**EXERCISE GOAL**
Would you pull out every line of the material that contains the string "szakmai"?

**RECORDS PROVIDED**
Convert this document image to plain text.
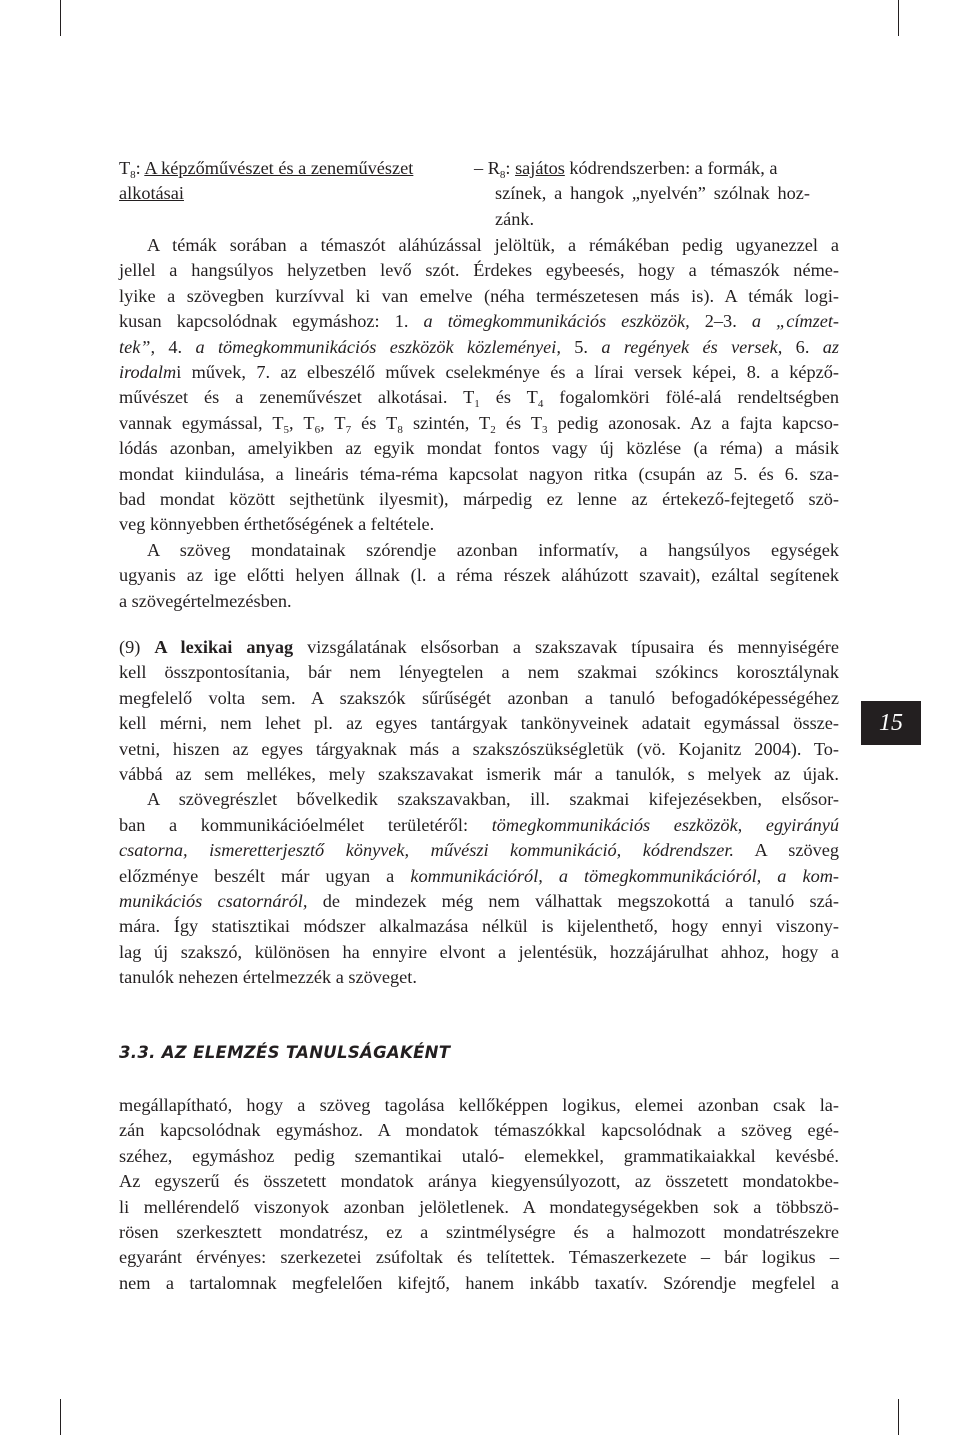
$T_8$: A képzőművészet és a zeneművészet
alkotásai
– $R_8$: sajátos kódrendszerben: a formák, a
színek, a hangok „nyelvén” szólnak hoz-
zánk.
A témák sorában a témaszót aláhúzással jelöltük, a rémákéban pedig ugyanezzel a
jellel a hangsúlyos helyzetben levő szót. Érdekes egybeesés, hogy a témaszók néme-
lyike a szövegben kurzívval ki van emelve (néha természetesen más is). A témák logi-
kusan kapcsolódnak egymáshoz: 1. a tömegkommunikációs eszközök, 2–3. a „címzet-
tek”, 4. a tömegkommunikációs eszközök közleményei, 5. a regények és versek, 6. az
irodalmi művek, 7. az elbeszélő művek cselekménye és a lírai versek képei, 8. a képző-
művészet és a zeneművészet alkotásai. $T_1$ és $T_4$ fogalomköri fölé-alá rendeltségben
vannak egymással, $T_5$, $T_6$, $T_7$ és $T_8$ szintén, $T_2$ és $T_3$ pedig azonosak. Az a fajta kapcso-
lódás azonban, amelyikben az egyik mondat fontos vagy új közlése (a réma) a másik
mondat kiindulása, a lineáris téma-réma kapcsolat nagyon ritka (csupán az 5. és 6. sza-
bad mondat között sejthetünk ilyesmit), márpedig ez lenne az értekező-fejtegető szö-
veg könnyebben érthetőségének a feltétele.
A szöveg mondatainak szórendje azonban informatív, a hangsúlyos egységek
ugyanis az ige előtti helyen állnak (l. a réma részek aláhúzott szavait), ezáltal segítenek
a szövegértelmezésben.
(9) A lexikai anyag vizsgálatának elsősorban a szakszavak típusaira és mennyiségére
kell összpontosítania, bár nem lényegtelen a nem szakmai szókincs korosztálynak
megfelelő volta sem. A szakszók sűrűségét azonban a tanuló befogadóképességéhez
kell mérni, nem lehet pl. az egyes tantárgyak tankönyveinek adatait egymással össze-
vetni, hiszen az egyes tárgyaknak más a szakszószükségletük (vö. Kojanitz 2004). To-
vábbá az sem mellékes, mely szakszavakat ismerik már a tanulók, s melyek az újak.
A szövegrészlet bővelkedik szakszavakban, ill. szakmai kifejezésekben, elsősor-
ban a kommunikációelmélet területéről: tömegkommunikációs eszközök, egyirányú
csatorna, ismeretterjesztő könyvek, művészi kommunikáció, kódrendszer. A szöveg
előzménye beszélt már ugyan a kommunikációról, a tömegkommunikációról, a kom-
munikációs csatornáról, de mindezek még nem válhattak megszokottá a tanuló szá-
mára. Így statisztikai módszer alkalmazása nélkül is kijelenthető, hogy ennyi viszony-
lag új szakszó, különösen ha ennyire elvont a jelentésük, hozzájárulhat ahhoz, hogy a
tanulók nehezen értelmezzék a szöveget.
3.3. AZ ELEMZÉS TANULSÁGAKÉNT
megállapítható, hogy a szöveg tagolása kellőképpen logikus, elemei azonban csak la-
zán kapcsolódnak egymáshoz. A mondatok témaszókkal kapcsolódnak a szöveg egé-
széhez, egymáshoz pedig szemantikai utaló- elemekkel, grammatikaiakkal kevésbé.
Az egyszerű és összetett mondatok aránya kiegyensúlyozott, az összetett mondatokbe-
li mellérendelő viszonyok azonban jelöletlenek. A mondategységekben sok a többszö-
rösen szerkesztett mondatrész, ez a szintmélységre és a halmozott mondatrészekre
egyaránt érvényes: szerkezetei zsúfoltak és telítettek. Témaszerkezete – bár logikus –
nem a tartalomnak megfelelően kifejtő, hanem inkább taxatív. Szórendje megfelel a
15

**ANSWER BELOW**
kell összpontosítania, bár nem lényegtelen a nem szakmai szókincs korosztálynak
A szövegrészlet bővelkedik szakszavakban, ill. szakmai kifejezésekben, elsősor-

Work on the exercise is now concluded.